Instructions for the task: Show every line of the records below that contains the word "this".

Figure dataset records:

## begin

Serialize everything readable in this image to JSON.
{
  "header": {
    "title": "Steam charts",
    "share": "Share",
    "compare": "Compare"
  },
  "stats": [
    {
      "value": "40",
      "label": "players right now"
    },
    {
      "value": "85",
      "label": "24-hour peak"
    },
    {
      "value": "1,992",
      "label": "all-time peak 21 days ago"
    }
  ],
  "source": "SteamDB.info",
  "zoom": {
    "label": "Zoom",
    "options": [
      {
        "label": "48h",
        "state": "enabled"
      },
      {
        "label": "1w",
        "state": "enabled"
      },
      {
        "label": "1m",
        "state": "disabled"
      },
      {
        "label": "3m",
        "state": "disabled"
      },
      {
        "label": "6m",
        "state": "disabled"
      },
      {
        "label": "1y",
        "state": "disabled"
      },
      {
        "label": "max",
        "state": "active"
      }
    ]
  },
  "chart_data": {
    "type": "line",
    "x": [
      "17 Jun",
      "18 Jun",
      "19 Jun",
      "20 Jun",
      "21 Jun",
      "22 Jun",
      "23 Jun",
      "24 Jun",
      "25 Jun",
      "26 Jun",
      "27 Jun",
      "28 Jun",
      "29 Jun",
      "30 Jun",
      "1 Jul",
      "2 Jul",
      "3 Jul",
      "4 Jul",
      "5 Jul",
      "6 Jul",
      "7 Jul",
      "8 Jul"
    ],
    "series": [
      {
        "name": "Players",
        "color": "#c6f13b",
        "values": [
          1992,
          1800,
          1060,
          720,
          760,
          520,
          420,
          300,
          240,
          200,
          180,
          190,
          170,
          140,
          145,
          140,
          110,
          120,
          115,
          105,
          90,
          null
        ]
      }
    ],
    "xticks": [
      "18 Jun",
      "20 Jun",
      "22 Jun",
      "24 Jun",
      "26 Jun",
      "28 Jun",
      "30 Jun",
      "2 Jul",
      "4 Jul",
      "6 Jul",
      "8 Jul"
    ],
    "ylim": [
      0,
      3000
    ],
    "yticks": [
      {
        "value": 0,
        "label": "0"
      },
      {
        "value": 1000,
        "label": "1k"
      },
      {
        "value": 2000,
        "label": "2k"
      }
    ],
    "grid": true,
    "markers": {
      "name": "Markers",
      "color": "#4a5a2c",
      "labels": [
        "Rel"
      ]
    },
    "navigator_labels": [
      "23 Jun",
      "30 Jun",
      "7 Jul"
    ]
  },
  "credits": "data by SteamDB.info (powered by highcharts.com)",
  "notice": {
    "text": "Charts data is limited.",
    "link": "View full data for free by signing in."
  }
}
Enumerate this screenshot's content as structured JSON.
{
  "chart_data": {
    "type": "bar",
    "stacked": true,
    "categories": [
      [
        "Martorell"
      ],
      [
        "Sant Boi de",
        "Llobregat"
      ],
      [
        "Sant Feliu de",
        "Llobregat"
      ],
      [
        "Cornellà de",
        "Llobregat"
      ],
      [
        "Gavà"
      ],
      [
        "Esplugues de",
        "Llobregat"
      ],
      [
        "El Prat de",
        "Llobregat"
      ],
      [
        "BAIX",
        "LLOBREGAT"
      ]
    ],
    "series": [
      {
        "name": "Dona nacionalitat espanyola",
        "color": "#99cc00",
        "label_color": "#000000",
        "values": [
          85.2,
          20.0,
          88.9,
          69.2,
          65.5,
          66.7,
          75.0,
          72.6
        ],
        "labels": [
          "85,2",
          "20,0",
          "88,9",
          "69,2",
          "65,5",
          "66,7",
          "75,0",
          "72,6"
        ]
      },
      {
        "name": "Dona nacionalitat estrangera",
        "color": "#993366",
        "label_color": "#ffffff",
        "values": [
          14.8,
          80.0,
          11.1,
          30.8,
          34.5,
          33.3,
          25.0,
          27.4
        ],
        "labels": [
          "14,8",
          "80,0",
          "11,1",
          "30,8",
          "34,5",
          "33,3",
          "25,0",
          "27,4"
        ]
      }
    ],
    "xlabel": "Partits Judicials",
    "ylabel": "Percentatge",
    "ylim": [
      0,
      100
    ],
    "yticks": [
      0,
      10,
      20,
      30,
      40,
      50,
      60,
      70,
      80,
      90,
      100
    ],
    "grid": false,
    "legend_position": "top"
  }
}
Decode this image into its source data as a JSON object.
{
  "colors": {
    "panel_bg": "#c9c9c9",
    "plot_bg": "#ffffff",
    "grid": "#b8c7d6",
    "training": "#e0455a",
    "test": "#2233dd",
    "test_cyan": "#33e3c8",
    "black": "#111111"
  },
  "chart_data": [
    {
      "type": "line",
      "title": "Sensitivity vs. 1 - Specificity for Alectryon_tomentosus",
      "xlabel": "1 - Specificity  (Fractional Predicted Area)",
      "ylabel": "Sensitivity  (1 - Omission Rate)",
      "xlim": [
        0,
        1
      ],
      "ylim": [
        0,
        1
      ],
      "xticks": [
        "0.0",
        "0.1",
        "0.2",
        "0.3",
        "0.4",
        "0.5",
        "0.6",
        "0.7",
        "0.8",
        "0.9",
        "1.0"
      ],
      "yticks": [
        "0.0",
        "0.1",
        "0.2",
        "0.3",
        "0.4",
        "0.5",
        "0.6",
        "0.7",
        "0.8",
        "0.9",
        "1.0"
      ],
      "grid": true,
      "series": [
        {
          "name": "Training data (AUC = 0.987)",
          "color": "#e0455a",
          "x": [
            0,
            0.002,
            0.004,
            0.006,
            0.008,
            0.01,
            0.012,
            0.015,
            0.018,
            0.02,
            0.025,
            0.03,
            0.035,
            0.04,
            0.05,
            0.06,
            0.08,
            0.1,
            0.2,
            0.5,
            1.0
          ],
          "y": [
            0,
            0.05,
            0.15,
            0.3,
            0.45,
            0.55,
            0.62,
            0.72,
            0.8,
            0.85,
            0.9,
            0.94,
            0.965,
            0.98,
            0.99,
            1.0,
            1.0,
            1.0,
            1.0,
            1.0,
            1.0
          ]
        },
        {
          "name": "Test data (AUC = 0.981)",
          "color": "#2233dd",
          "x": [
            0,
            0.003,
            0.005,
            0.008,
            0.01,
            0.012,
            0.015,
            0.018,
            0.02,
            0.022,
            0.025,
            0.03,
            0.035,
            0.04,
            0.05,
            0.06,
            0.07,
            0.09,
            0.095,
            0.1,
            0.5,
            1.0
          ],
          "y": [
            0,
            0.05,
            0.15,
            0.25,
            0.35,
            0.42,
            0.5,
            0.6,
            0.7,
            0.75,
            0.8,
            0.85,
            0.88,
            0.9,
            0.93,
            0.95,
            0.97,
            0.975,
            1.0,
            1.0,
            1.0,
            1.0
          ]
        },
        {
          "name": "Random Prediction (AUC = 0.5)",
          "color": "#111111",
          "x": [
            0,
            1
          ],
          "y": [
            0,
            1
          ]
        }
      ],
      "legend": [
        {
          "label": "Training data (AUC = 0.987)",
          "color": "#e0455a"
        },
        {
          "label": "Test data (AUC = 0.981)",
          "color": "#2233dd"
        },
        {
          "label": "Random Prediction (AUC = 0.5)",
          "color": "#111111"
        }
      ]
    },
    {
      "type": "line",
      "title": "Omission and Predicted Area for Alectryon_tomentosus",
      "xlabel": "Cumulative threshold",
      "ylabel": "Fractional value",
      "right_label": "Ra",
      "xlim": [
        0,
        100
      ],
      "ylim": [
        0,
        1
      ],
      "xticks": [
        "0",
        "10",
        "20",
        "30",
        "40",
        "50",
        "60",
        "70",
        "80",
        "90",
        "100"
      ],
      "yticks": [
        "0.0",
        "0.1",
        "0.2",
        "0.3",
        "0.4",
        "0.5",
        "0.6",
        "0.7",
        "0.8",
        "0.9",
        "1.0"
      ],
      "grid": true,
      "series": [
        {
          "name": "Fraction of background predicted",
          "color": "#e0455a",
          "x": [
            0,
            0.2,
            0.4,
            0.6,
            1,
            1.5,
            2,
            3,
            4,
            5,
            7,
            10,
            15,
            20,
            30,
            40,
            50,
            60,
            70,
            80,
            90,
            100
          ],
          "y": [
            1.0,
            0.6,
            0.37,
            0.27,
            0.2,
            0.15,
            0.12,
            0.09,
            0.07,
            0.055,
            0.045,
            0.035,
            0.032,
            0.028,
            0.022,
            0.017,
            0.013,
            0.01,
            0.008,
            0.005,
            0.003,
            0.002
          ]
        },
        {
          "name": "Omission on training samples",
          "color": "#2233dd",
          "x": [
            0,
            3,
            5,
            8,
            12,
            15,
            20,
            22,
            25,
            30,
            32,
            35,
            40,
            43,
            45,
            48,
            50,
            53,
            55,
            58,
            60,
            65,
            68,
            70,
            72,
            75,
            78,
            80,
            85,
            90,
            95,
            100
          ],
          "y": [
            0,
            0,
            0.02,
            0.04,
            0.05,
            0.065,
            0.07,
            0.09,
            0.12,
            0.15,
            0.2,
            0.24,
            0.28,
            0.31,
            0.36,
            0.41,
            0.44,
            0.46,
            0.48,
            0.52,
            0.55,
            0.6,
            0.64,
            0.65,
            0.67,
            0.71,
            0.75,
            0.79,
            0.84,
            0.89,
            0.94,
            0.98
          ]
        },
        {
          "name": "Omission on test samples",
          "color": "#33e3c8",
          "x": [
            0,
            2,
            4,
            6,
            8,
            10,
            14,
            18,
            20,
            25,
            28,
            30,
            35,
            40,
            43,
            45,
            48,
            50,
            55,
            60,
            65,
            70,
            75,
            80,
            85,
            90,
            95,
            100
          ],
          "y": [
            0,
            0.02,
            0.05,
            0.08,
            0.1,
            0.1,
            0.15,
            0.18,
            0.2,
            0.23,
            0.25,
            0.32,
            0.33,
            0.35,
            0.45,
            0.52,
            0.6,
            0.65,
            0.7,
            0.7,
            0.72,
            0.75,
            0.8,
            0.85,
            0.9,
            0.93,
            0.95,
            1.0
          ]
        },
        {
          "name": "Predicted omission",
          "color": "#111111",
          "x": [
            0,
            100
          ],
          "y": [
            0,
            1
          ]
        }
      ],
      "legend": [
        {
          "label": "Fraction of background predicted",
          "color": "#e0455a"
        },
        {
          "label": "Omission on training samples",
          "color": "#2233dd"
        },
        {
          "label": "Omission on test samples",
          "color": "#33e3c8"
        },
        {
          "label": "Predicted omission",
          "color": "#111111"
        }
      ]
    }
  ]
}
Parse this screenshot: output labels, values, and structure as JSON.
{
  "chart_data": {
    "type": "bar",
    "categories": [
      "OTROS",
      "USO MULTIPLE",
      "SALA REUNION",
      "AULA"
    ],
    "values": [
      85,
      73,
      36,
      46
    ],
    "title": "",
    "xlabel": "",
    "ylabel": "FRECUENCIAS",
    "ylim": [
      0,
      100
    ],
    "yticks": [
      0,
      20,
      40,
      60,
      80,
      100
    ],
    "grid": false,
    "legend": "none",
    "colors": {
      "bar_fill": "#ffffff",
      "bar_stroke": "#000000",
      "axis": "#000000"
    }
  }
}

## end

The completed task:
Serialize everything readable in this image to JSON.
Enumerate this screenshot's content as structured JSON.
Decode this image into its source data as a JSON object.
Parse this screenshot: output labels, values, and structure as JSON.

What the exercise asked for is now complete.